Provided data:
==========

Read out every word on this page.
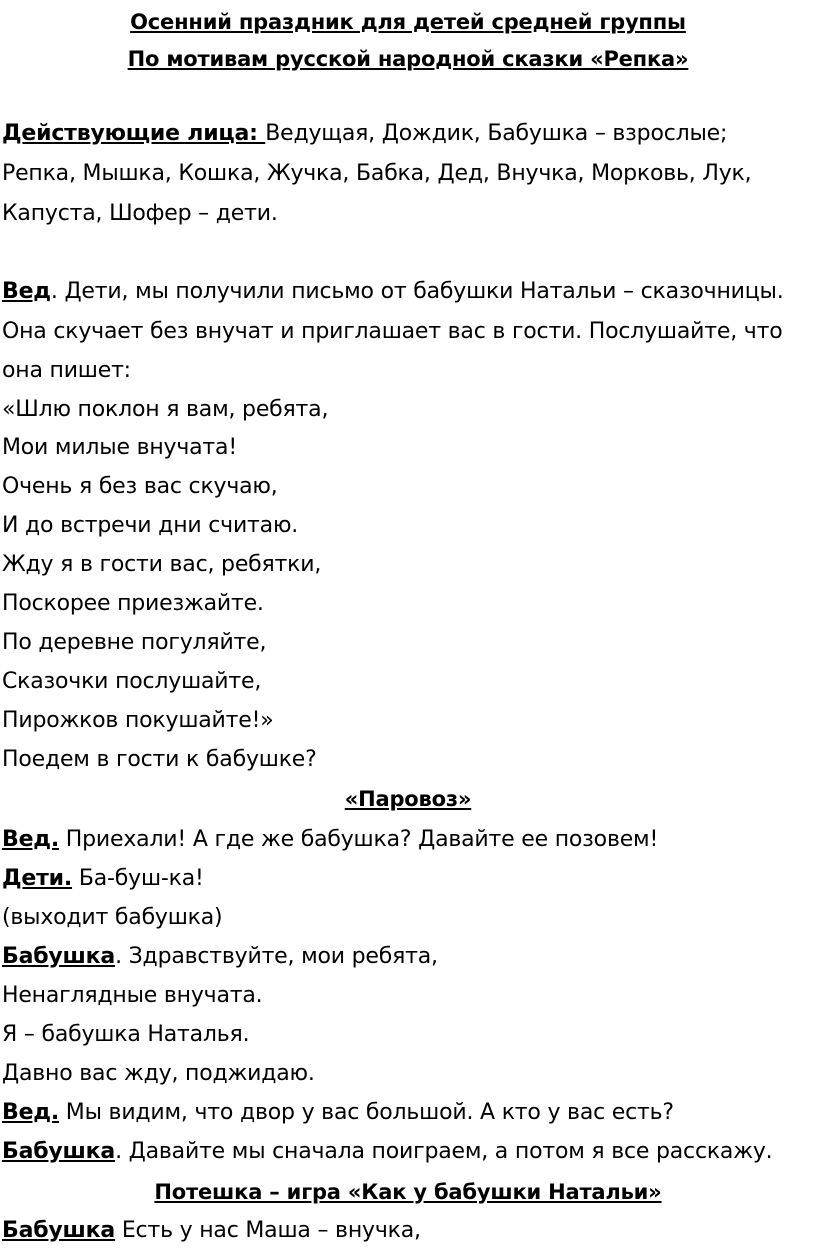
Осенний праздник для детей средней группы
По мотивам русской народной сказки «Репка»
Действующие лица: Ведущая, Дождик, Бабушка – взрослые;
Репка, Мышка, Кошка, Жучка, Бабка, Дед, Внучка, Морковь, Лук,
Капуста, Шофер – дети.
Вед. Дети, мы получили письмо от бабушки Натальи – сказочницы.
Она скучает без внучат и приглашает вас в гости. Послушайте, что
она пишет:
«Шлю поклон я вам, ребята,
Мои милые внучата!
Очень я без вас скучаю,
И до встречи дни считаю.
Жду я в гости вас, ребятки,
Поскорее приезжайте.
По деревне погуляйте,
Сказочки послушайте,
Пирожков покушайте!»
Поедем в гости к бабушке?
«Паровоз»
Вед. Приехали! А где же бабушка? Давайте ее позовем!
Дети. Ба-буш-ка!
(выходит бабушка)
Бабушка. Здравствуйте, мои ребята,
Ненаглядные внучата.
Я – бабушка Наталья.
Давно вас жду, поджидаю.
Вед. Мы видим, что двор у вас большой. А кто у вас есть?
Бабушка. Давайте мы сначала поиграем, а потом я все расскажу.
Потешка – игра «Как у бабушки Натальи»
Бабушка Есть у нас Маша – внучка,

==========

The exercise: Please transcribe the material above exactly as written. Leave the pictures out.

Solution for this problem:
Read out every word on this page.
Осенний праздник для детей средней группы
По мотивам русской народной сказки «Репка»
Действующие лица: Ведущая, Дождик, Бабушка – взрослые;
Репка, Мышка, Кошка, Жучка, Бабка, Дед, Внучка, Морковь, Лук,
Капуста, Шофер – дети.
Вед. Дети, мы получили письмо от бабушки Натальи – сказочницы.
Она скучает без внучат и приглашает вас в гости. Послушайте, что
она пишет:
«Шлю поклон я вам, ребята,
Мои милые внучата!
Очень я без вас скучаю,
И до встречи дни считаю.
Жду я в гости вас, ребятки,
Поскорее приезжайте.
По деревне погуляйте,
Сказочки послушайте,
Пирожков покушайте!»
Поедем в гости к бабушке?
«Паровоз»
Вед. Приехали! А где же бабушка? Давайте ее позовем!
Дети. Ба-буш-ка!
(выходит бабушка)
Бабушка. Здравствуйте, мои ребята,
Ненаглядные внучата.
Я – бабушка Наталья.
Давно вас жду, поджидаю.
Вед. Мы видим, что двор у вас большой. А кто у вас есть?
Бабушка. Давайте мы сначала поиграем, а потом я все расскажу.
Потешка – игра «Как у бабушки Натальи»
Бабушка Есть у нас Маша – внучка,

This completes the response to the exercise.